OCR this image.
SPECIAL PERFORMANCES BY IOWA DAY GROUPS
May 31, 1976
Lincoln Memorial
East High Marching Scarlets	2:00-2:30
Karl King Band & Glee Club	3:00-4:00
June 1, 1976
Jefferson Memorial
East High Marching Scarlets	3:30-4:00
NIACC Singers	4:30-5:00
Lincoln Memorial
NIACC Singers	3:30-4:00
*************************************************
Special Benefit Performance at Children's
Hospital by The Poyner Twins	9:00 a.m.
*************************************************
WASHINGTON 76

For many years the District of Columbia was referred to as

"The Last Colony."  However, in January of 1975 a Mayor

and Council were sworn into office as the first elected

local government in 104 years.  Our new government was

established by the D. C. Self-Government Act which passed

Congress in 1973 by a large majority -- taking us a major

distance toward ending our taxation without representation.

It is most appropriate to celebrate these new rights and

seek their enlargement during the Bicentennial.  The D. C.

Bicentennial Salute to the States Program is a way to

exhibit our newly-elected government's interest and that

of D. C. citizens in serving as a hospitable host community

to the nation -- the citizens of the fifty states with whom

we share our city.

Direction:
Go through the records above, find every line with the word "Marching", and list those lines.

The reply:
East High Marching Scarlets	2:00-2:30
East High Marching Scarlets	3:30-4:00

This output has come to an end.